What you have to do » Every line of the records must be repeated exactly; pictures stay out.

** Begin Data for the task **

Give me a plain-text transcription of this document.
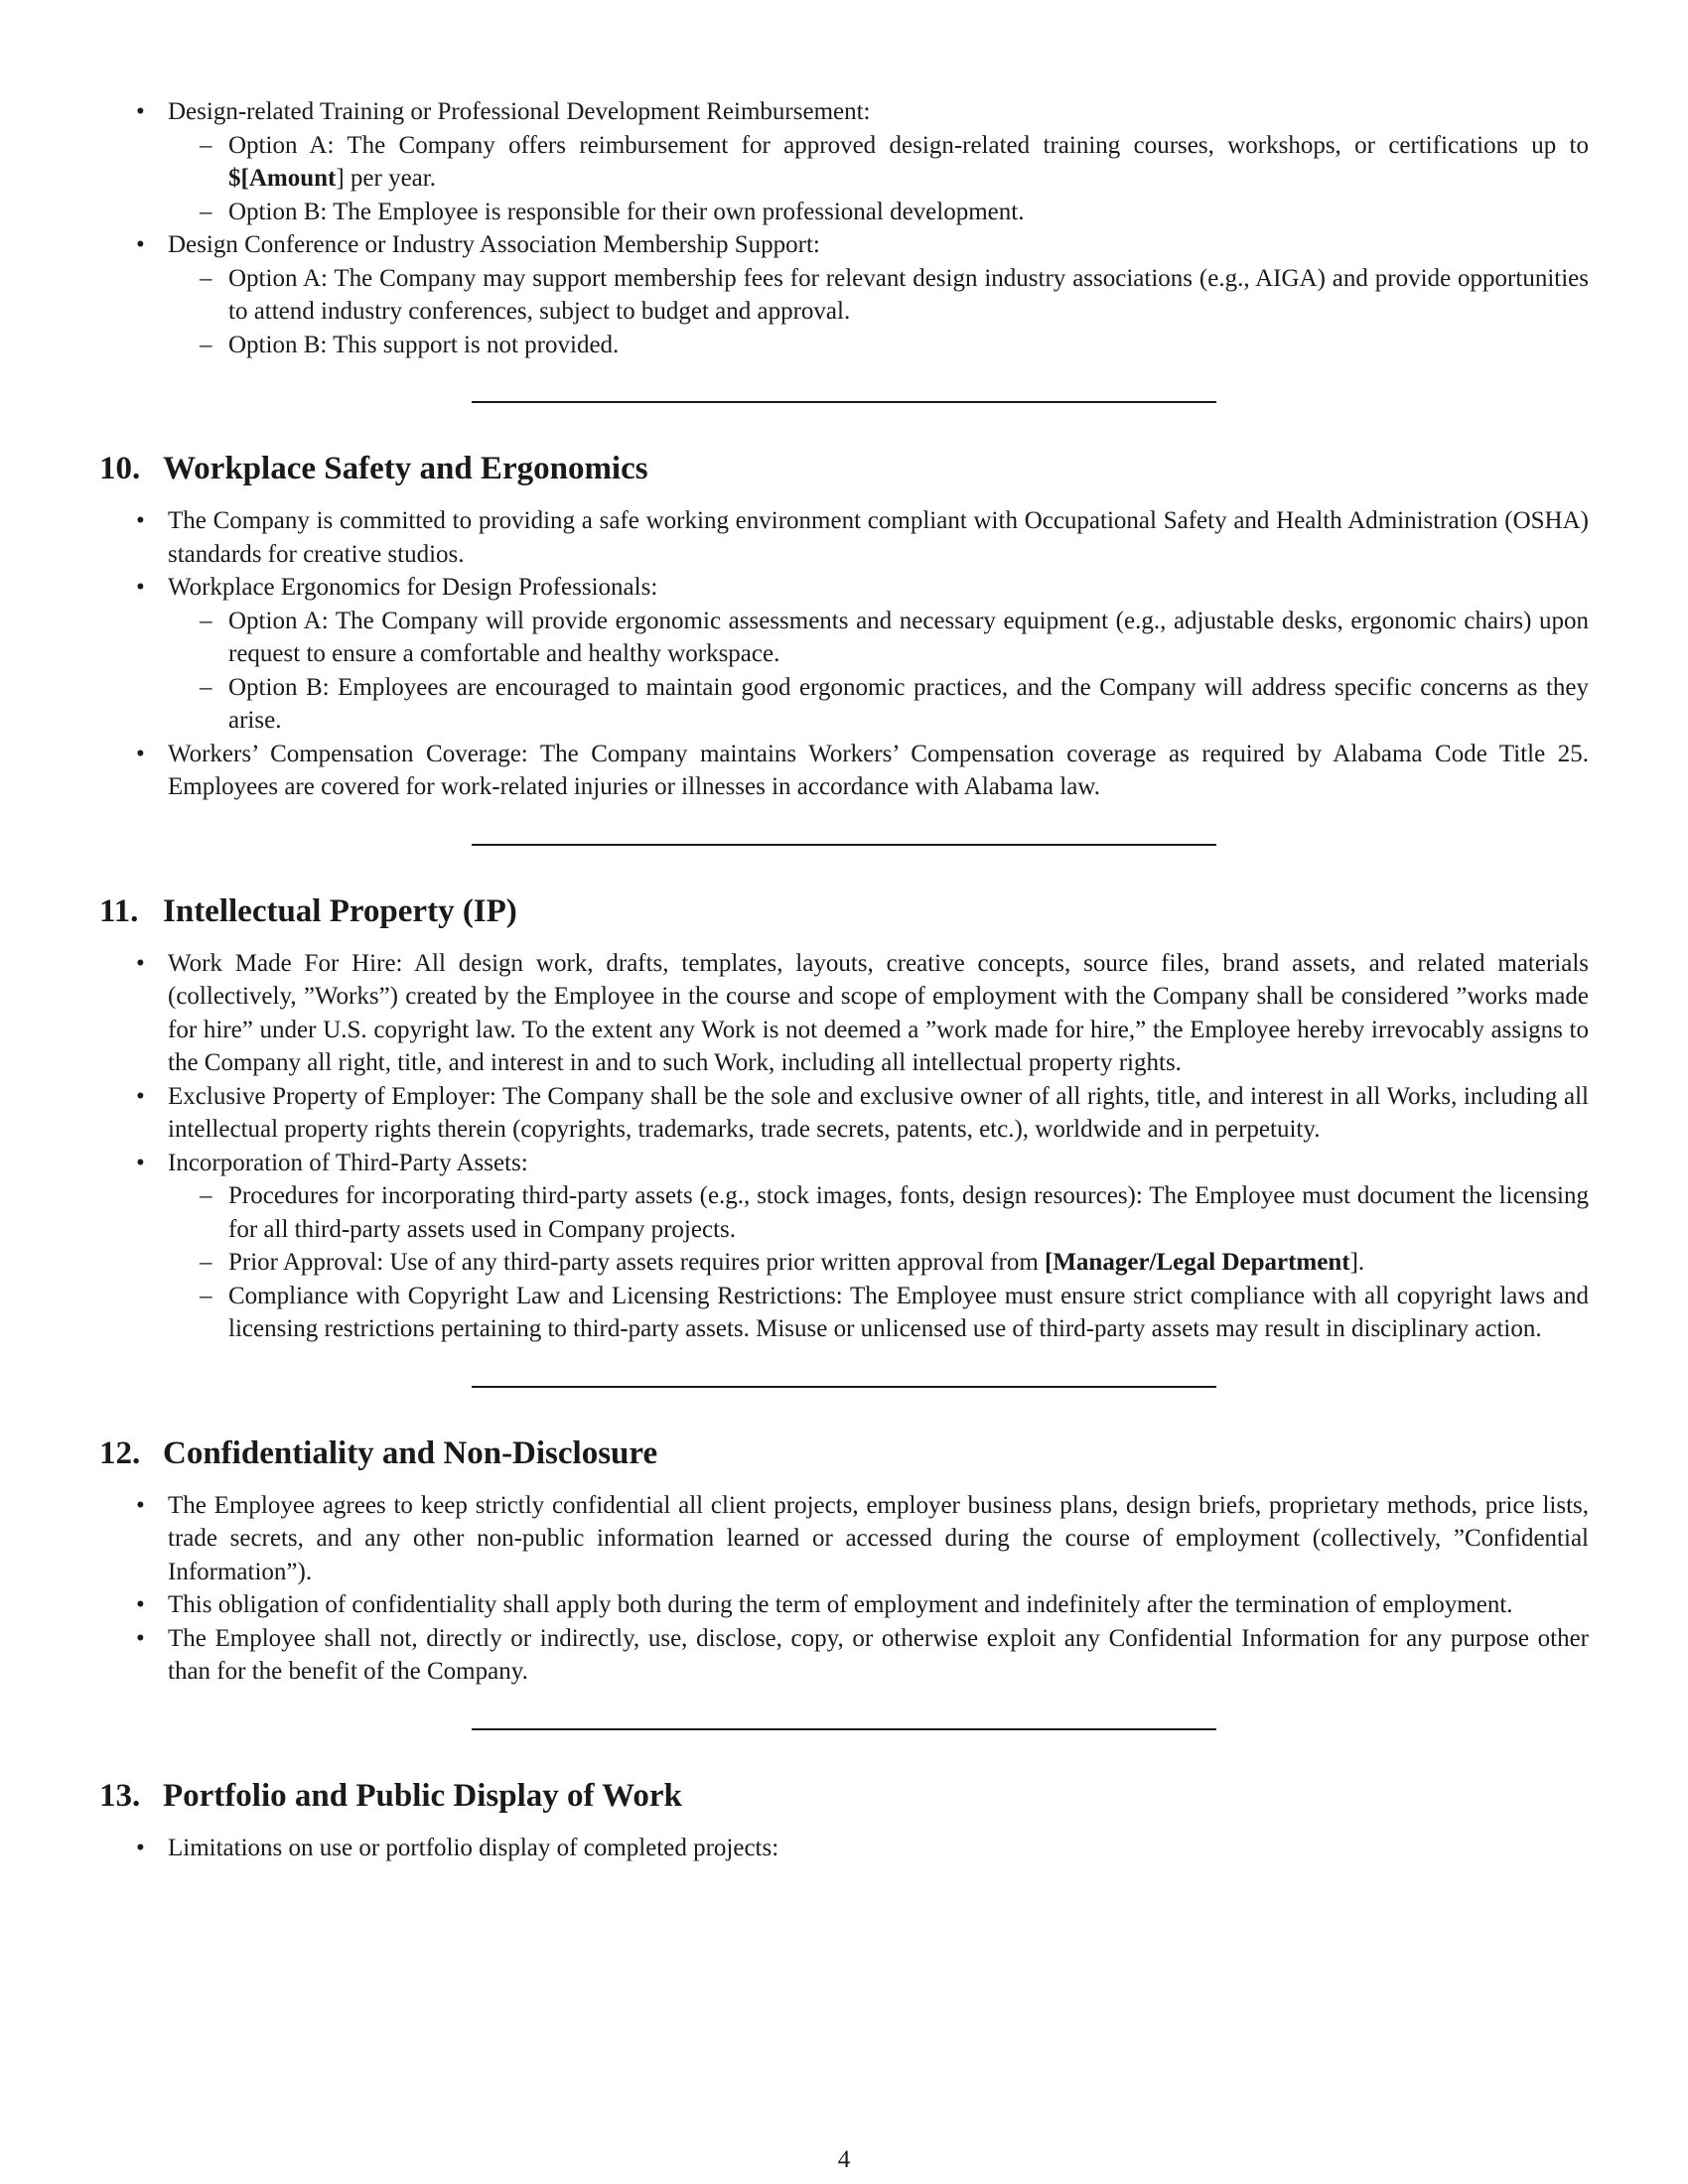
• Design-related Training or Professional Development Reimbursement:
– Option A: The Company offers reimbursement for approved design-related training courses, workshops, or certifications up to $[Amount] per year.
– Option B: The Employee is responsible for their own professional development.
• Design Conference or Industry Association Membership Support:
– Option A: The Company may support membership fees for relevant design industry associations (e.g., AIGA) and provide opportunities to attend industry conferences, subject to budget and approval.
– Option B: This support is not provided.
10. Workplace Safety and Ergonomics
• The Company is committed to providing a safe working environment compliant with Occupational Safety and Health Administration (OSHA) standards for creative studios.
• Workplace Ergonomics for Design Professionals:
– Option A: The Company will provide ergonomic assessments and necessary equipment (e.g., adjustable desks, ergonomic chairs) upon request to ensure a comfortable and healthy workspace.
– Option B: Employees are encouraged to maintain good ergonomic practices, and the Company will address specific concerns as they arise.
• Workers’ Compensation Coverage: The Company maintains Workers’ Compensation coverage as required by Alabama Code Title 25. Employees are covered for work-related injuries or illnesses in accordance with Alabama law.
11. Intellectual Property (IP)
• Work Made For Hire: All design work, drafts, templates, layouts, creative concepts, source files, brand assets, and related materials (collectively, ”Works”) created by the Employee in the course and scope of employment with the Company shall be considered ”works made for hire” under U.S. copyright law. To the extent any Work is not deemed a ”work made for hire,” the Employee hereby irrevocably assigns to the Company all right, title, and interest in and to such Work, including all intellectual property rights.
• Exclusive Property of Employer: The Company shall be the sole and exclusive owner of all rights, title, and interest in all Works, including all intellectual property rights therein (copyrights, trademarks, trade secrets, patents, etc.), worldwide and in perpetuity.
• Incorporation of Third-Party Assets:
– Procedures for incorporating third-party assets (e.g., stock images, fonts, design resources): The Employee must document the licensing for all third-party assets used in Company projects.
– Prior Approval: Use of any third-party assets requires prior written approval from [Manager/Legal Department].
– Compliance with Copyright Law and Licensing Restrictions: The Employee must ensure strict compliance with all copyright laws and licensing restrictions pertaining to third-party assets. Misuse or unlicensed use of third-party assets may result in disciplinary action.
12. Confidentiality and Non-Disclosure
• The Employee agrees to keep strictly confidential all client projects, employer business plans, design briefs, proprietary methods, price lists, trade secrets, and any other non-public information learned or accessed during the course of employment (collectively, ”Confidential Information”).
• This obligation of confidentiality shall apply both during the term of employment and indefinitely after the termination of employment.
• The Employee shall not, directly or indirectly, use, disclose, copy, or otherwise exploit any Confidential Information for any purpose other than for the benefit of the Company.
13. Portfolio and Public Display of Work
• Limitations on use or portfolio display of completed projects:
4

** End Data for the task **

Reply to the task »
Give me a plain-text transcription of this document.
• Design-related Training or Professional Development Reimbursement:
– Option A: The Company offers reimbursement for approved design-related training courses, workshops, or certifications up to $[Amount] per year.
– Option B: The Employee is responsible for their own professional development.
• Design Conference or Industry Association Membership Support:
– Option A: The Company may support membership fees for relevant design industry associations (e.g., AIGA) and provide opportunities to attend industry conferences, subject to budget and approval.
– Option B: This support is not provided.
10. Workplace Safety and Ergonomics
• The Company is committed to providing a safe working environment compliant with Occupational Safety and Health Administration (OSHA) standards for creative studios.
• Workplace Ergonomics for Design Professionals:
– Option A: The Company will provide ergonomic assessments and necessary equipment (e.g., adjustable desks, ergonomic chairs) upon request to ensure a comfortable and healthy workspace.
– Option B: Employees are encouraged to maintain good ergonomic practices, and the Company will address specific concerns as they arise.
• Workers’ Compensation Coverage: The Company maintains Workers’ Compensation coverage as required by Alabama Code Title 25. Employees are covered for work-related injuries or illnesses in accordance with Alabama law.
11. Intellectual Property (IP)
• Work Made For Hire: All design work, drafts, templates, layouts, creative concepts, source files, brand assets, and related materials (collectively, ”Works”) created by the Employee in the course and scope of employment with the Company shall be considered ”works made for hire” under U.S. copyright law. To the extent any Work is not deemed a ”work made for hire,” the Employee hereby irrevocably assigns to the Company all right, title, and interest in and to such Work, including all intellectual property rights.
• Exclusive Property of Employer: The Company shall be the sole and exclusive owner of all rights, title, and interest in all Works, including all intellectual property rights therein (copyrights, trademarks, trade secrets, patents, etc.), worldwide and in perpetuity.
• Incorporation of Third-Party Assets:
– Procedures for incorporating third-party assets (e.g., stock images, fonts, design resources): The Employee must document the licensing for all third-party assets used in Company projects.
– Prior Approval: Use of any third-party assets requires prior written approval from [Manager/Legal Department].
– Compliance with Copyright Law and Licensing Restrictions: The Employee must ensure strict compliance with all copyright laws and licensing restrictions pertaining to third-party assets. Misuse or unlicensed use of third-party assets may result in disciplinary action.
12. Confidentiality and Non-Disclosure
• The Employee agrees to keep strictly confidential all client projects, employer business plans, design briefs, proprietary methods, price lists, trade secrets, and any other non-public information learned or accessed during the course of employment (collectively, ”Confidential Information”).
• This obligation of confidentiality shall apply both during the term of employment and indefinitely after the termination of employment.
• The Employee shall not, directly or indirectly, use, disclose, copy, or otherwise exploit any Confidential Information for any purpose other than for the benefit of the Company.
13. Portfolio and Public Display of Work
• Limitations on use or portfolio display of completed projects:
4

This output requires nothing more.